── EXERCISE DATA

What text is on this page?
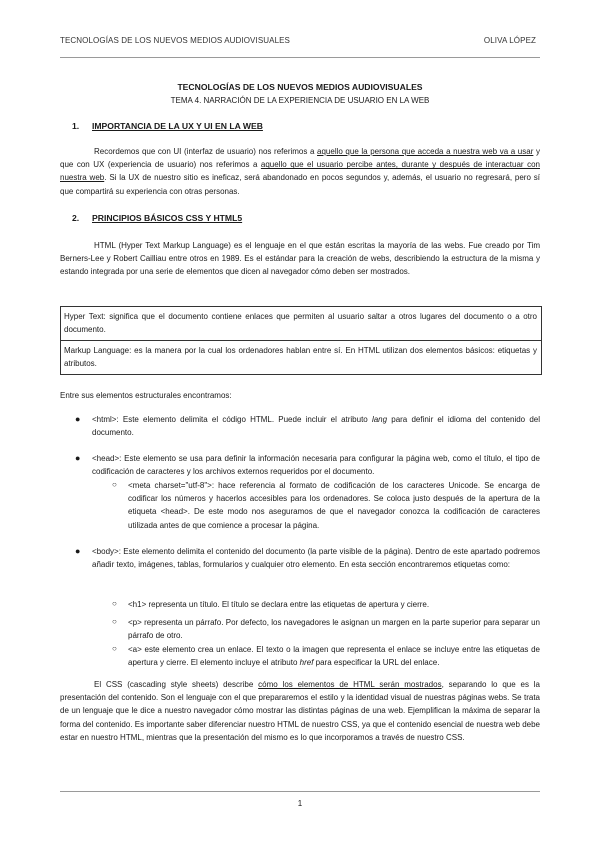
TECNOLOGÍAS DE LOS NUEVOS MEDIOS AUDIOVISUALES	OLIVA LÓPEZ
TECNOLOGÍAS DE LOS NUEVOS MEDIOS AUDIOVISUALES
TEMA 4. NARRACIÓN DE LA EXPERIENCIA DE USUARIO EN LA WEB
1. IMPORTANCIA DE LA UX Y UI EN LA WEB
Recordemos que con UI (interfaz de usuario) nos referimos a aquello que la persona que acceda a nuestra web va a usar y que con UX (experiencia de usuario) nos referimos a aquello que el usuario percibe antes, durante y después de interactuar con nuestra web. Si la UX de nuestro sitio es ineficaz, será abandonado en pocos segundos y, además, el usuario no regresará, pero sí que compartirá su experiencia con otras personas.
2. PRINCIPIOS BÁSICOS CSS Y HTML5
HTML (Hyper Text Markup Language) es el lenguaje en el que están escritas la mayoría de las webs. Fue creado por Tim Berners-Lee y Robert Cailliau entre otros en 1989. Es el estándar para la creación de webs, describiendo la estructura de la misma y estando integrada por una serie de elementos que dicen al navegador cómo deben ser mostrados.
Hyper Text: significa que el documento contiene enlaces que permiten al usuario saltar a otros lugares del documento o a otro documento.
Markup Language: es la manera por la cual los ordenadores hablan entre sí. En HTML utilizan dos elementos básicos: etiquetas y atributos.
Entre sus elementos estructurales encontramos:
● <html>: Este elemento delimita el código HTML. Puede incluir el atributo lang para definir el idioma del contenido del documento.
● <head>: Este elemento se usa para definir la información necesaria para configurar la página web, como el título, el tipo de codificación de caracteres y los archivos externos requeridos por el documento.
○ <meta charset="utf-8">: hace referencia al formato de codificación de los caracteres Unicode. Se encarga de codificar los números y hacerlos accesibles para los ordenadores. Se coloca justo después de la apertura de la etiqueta <head>. De este modo nos aseguramos de que el navegador conozca la codificación de caracteres utilizada antes de que comience a procesar la página.
● <body>: Este elemento delimita el contenido del documento (la parte visible de la página). Dentro de este apartado podremos añadir texto, imágenes, tablas, formularios y cualquier otro elemento. En esta sección encontraremos etiquetas como:
○ <h1> representa un título. El título se declara entre las etiquetas de apertura y cierre.
○ <p> representa un párrafo. Por defecto, los navegadores le asignan un margen en la parte superior para separar un párrafo de otro.
○ <a> este elemento crea un enlace. El texto o la imagen que representa el enlace se incluye entre las etiquetas de apertura y cierre. El elemento incluye el atributo href para especificar la URL del enlace.
El CSS (cascading style sheets) describe cómo los elementos de HTML serán mostrados, separando lo que es la presentación del contenido. Son el lenguaje con el que prepararemos el estilo y la identidad visual de nuestras páginas webs. Se trata de un lenguaje que le dice a nuestro navegador cómo mostrar las distintas páginas de una web. Ejemplifican la máxima de separar la forma del contenido. Es importante saber diferenciar nuestro HTML de nuestro CSS, ya que el contenido esencial de nuestra web debe estar en nuestro HTML, mientras que la presentación del mismo es lo que incorporamos a través de nuestro CSS.
1
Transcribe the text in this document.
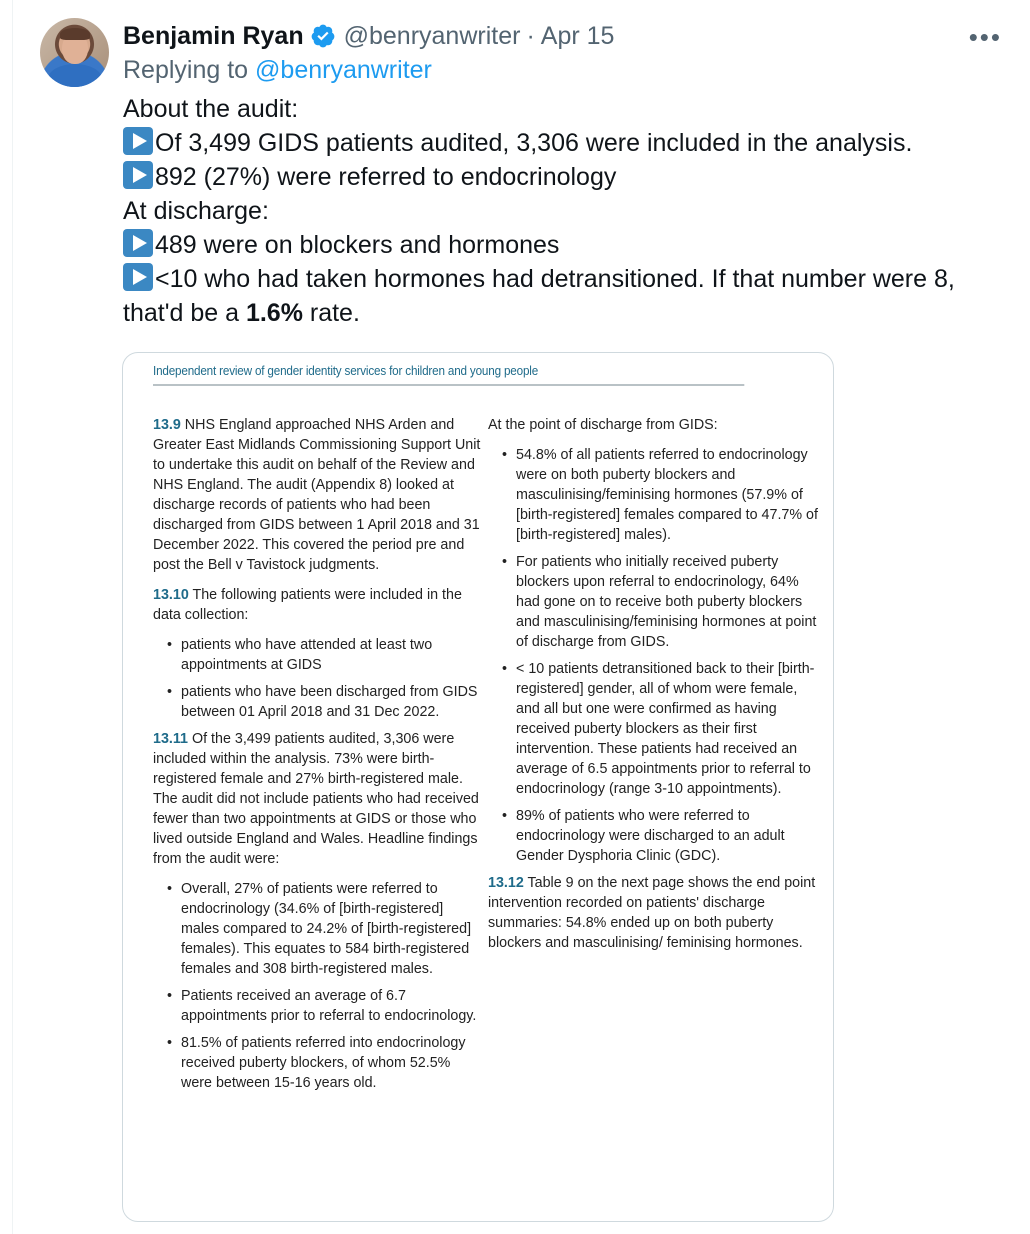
Benjamin Ryan @benryanwriter · Apr 15	•••
Replying to @benryanwriter
About the audit:
Of 3,499 GIDS patients audited, 3,306 were included in the analysis.
892 (27%) were referred to endocrinology
At discharge:
489 were on blockers and hormones
<10 who had taken hormones had detransitioned. If that number were 8,
that'd be a 1.6% rate.
Independent review of gender identity services for children and young people
13.9 NHS England approached NHS Arden and Greater East Midlands Commissioning Support Unit to undertake this audit on behalf of the Review and NHS England. The audit (Appendix 8) looked at discharge records of patients who had been discharged from GIDS between 1 April 2018 and 31 December 2022. This covered the period pre and post the Bell v Tavistock judgments.
13.10 The following patients were included in the data collection:
• patients who have attended at least two appointments at GIDS
• patients who have been discharged from GIDS between 01 April 2018 and 31 Dec 2022.
13.11 Of the 3,499 patients audited, 3,306 were included within the analysis. 73% were birth-registered female and 27% birth-registered male. The audit did not include patients who had received fewer than two appointments at GIDS or those who lived outside England and Wales. Headline findings from the audit were:
• Overall, 27% of patients were referred to endocrinology (34.6% of [birth-registered] males compared to 24.2% of [birth-registered] females). This equates to 584 birth-registered females and 308 birth-registered males.
• Patients received an average of 6.7 appointments prior to referral to endocrinology.
• 81.5% of patients referred into endocrinology received puberty blockers, of whom 52.5% were between 15-16 years old.
At the point of discharge from GIDS:
• 54.8% of all patients referred to endocrinology were on both puberty blockers and masculinising/feminising hormones (57.9% of [birth-registered] females compared to 47.7% of [birth-registered] males).
• For patients who initially received puberty blockers upon referral to endocrinology, 64% had gone on to receive both puberty blockers and masculinising/feminising hormones at point of discharge from GIDS.
• < 10 patients detransitioned back to their [birth-registered] gender, all of whom were female, and all but one were confirmed as having received puberty blockers as their first intervention. These patients had received an average of 6.5 appointments prior to referral to endocrinology (range 3-10 appointments).
• 89% of patients who were referred to endocrinology were discharged to an adult Gender Dysphoria Clinic (GDC).
13.12 Table 9 on the next page shows the end point intervention recorded on patients' discharge summaries: 54.8% ended up on both puberty blockers and masculinising/ feminising hormones.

────

• WHAT IS EXPECTED: Show every line of the listing in which the string "título" can be found.

• SOLUTION TO THIS TASK:
● <head>: Este elemento se usa para definir la información necesaria para configurar la página web, como el título, el tipo de codificación de caracteres y los archivos externos requeridos por el documento.
○ <h1> representa un título. El título se declara entre las etiquetas de apertura y cierre.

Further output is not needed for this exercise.